→ **GIVEN TASK**: Leaving the pictures aside, transcribe every line below exactly.
>> Start DATASET ENTRIES
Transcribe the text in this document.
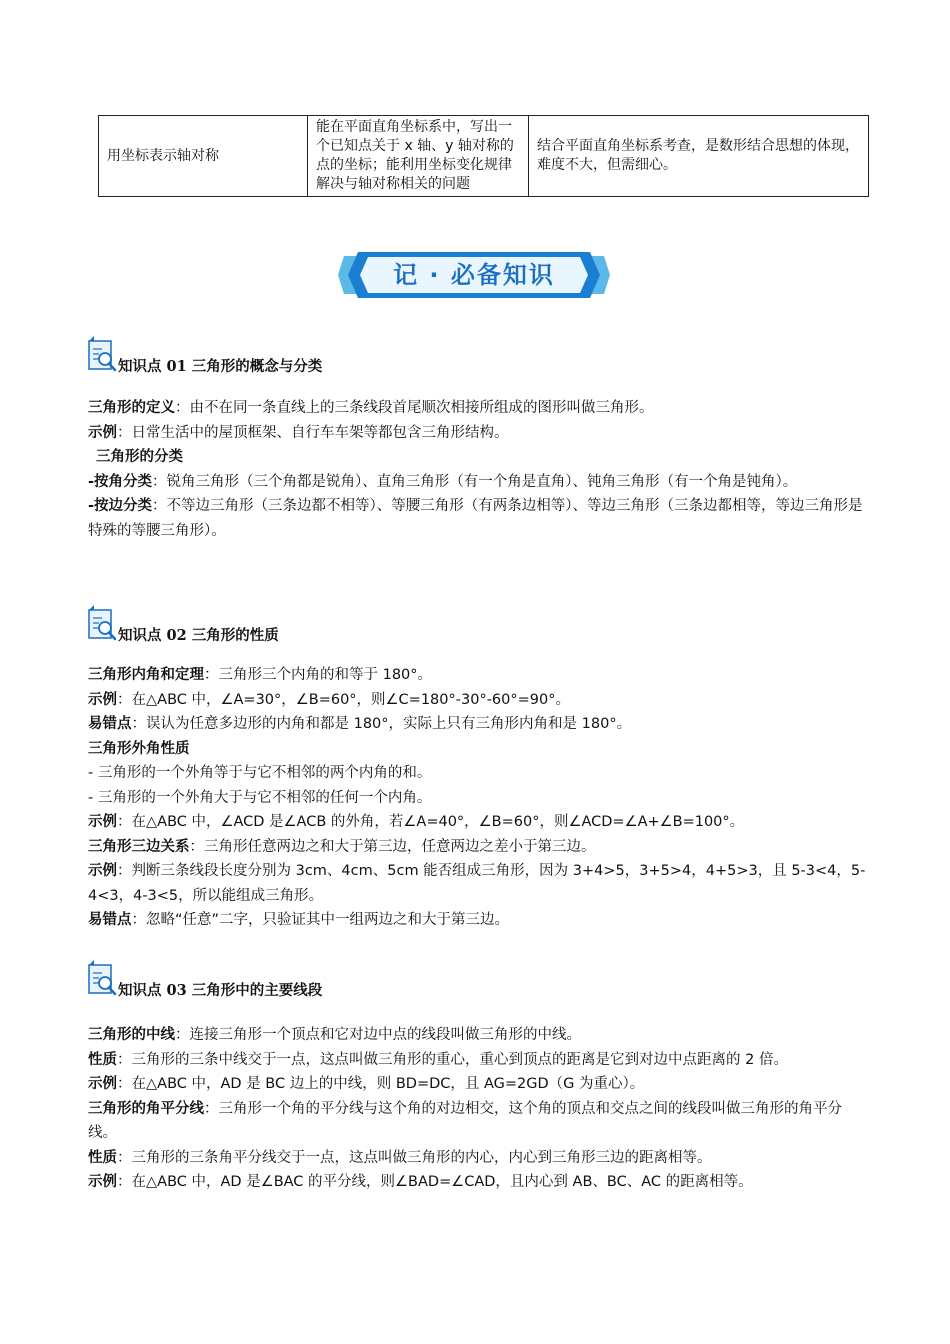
用坐标表示轴对称	能在平面直角坐标系中，写出一个已知点关于 x 轴、y 轴对称的点的坐标；能利用坐标变化规律解决与轴对称相关的问题	结合平面直角坐标系考查，是数形结合思想的体现，难度不大，但需细心。
记 · 必备知识
知识点 01 三角形的概念与分类

三角形的定义：由不在同一条直线上的三条线段首尾顺次相接所组成的图形叫做三角形。

示例：日常生活中的屋顶框架、自行车车架等都包含三角形结构。

三角形的分类

-按角分类：锐角三角形（三个角都是锐角）、直角三角形（有一个角是直角）、钝角三角形（有一个角是钝角）。

-按边分类：不等边三角形（三条边都不相等）、等腰三角形（有两条边相等）、等边三角形（三条边都相等，等边三角形是特殊的等腰三角形）。

知识点 02 三角形的性质

三角形内角和定理：三角形三个内角的和等于 180°。

示例：在△ABC 中，∠A=30°，∠B=60°，则∠C=180°-30°-60°=90°。

易错点：误认为任意多边形的内角和都是 180°，实际上只有三角形内角和是 180°。

三角形外角性质

- 三角形的一个外角等于与它不相邻的两个内角的和。

- 三角形的一个外角大于与它不相邻的任何一个内角。

示例：在△ABC 中，∠ACD 是∠ACB 的外角，若∠A=40°，∠B=60°，则∠ACD=∠A+∠B=100°。

三角形三边关系：三角形任意两边之和大于第三边，任意两边之差小于第三边。

示例：判断三条线段长度分别为 3cm、4cm、5cm 能否组成三角形，因为 3+4>5，3+5>4，4+5>3，且 5-3<4，5-4<3，4-3<5，所以能组成三角形。

易错点：忽略“任意”二字，只验证其中一组两边之和大于第三边。

知识点 03 三角形中的主要线段

三角形的中线：连接三角形一个顶点和它对边中点的线段叫做三角形的中线。

性质：三角形的三条中线交于一点，这点叫做三角形的重心，重心到顶点的距离是它到对边中点距离的 2 倍。

示例：在△ABC 中，AD 是 BC 边上的中线，则 BD=DC，且 AG=2GD（G 为重心）。

三角形的角平分线：三角形一个角的平分线与这个角的对边相交，这个角的顶点和交点之间的线段叫做三角形的角平分线。

性质：三角形的三条角平分线交于一点，这点叫做三角形的内心，内心到三角形三边的距离相等。

示例：在△ABC 中，AD 是∠BAC 的平分线，则∠BAD=∠CAD，且内心到 AB、BC、AC 的距离相等。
>> End DATASET ENTRIES
→ **WRITTEN REPLY**:
Transcribe the text in this document.
用坐标表示轴对称	能在平面直角坐标系中，写出一个已知点关于 x 轴、y 轴对称的点的坐标；能利用坐标变化规律解决与轴对称相关的问题	结合平面直角坐标系考查，是数形结合思想的体现，难度不大，但需细心。
记 · 必备知识
知识点 01 三角形的概念与分类

三角形的定义：由不在同一条直线上的三条线段首尾顺次相接所组成的图形叫做三角形。

示例：日常生活中的屋顶框架、自行车车架等都包含三角形结构。

三角形的分类

-按角分类：锐角三角形（三个角都是锐角）、直角三角形（有一个角是直角）、钝角三角形（有一个角是钝角）。

-按边分类：不等边三角形（三条边都不相等）、等腰三角形（有两条边相等）、等边三角形（三条边都相等，等边三角形是特殊的等腰三角形）。

知识点 02 三角形的性质

三角形内角和定理：三角形三个内角的和等于 180°。

示例：在△ABC 中，∠A=30°，∠B=60°，则∠C=180°-30°-60°=90°。

易错点：误认为任意多边形的内角和都是 180°，实际上只有三角形内角和是 180°。

三角形外角性质

- 三角形的一个外角等于与它不相邻的两个内角的和。

- 三角形的一个外角大于与它不相邻的任何一个内角。

示例：在△ABC 中，∠ACD 是∠ACB 的外角，若∠A=40°，∠B=60°，则∠ACD=∠A+∠B=100°。

三角形三边关系：三角形任意两边之和大于第三边，任意两边之差小于第三边。

示例：判断三条线段长度分别为 3cm、4cm、5cm 能否组成三角形，因为 3+4>5，3+5>4，4+5>3，且 5-3<4，5-4<3，4-3<5，所以能组成三角形。

易错点：忽略“任意”二字，只验证其中一组两边之和大于第三边。

知识点 03 三角形中的主要线段

三角形的中线：连接三角形一个顶点和它对边中点的线段叫做三角形的中线。

性质：三角形的三条中线交于一点，这点叫做三角形的重心，重心到顶点的距离是它到对边中点距离的 2 倍。

示例：在△ABC 中，AD 是 BC 边上的中线，则 BD=DC，且 AG=2GD（G 为重心）。

三角形的角平分线：三角形一个角的平分线与这个角的对边相交，这个角的顶点和交点之间的线段叫做三角形的角平分线。

性质：三角形的三条角平分线交于一点，这点叫做三角形的内心，内心到三角形三边的距离相等。

示例：在△ABC 中，AD 是∠BAC 的平分线，则∠BAD=∠CAD，且内心到 AB、BC、AC 的距离相等。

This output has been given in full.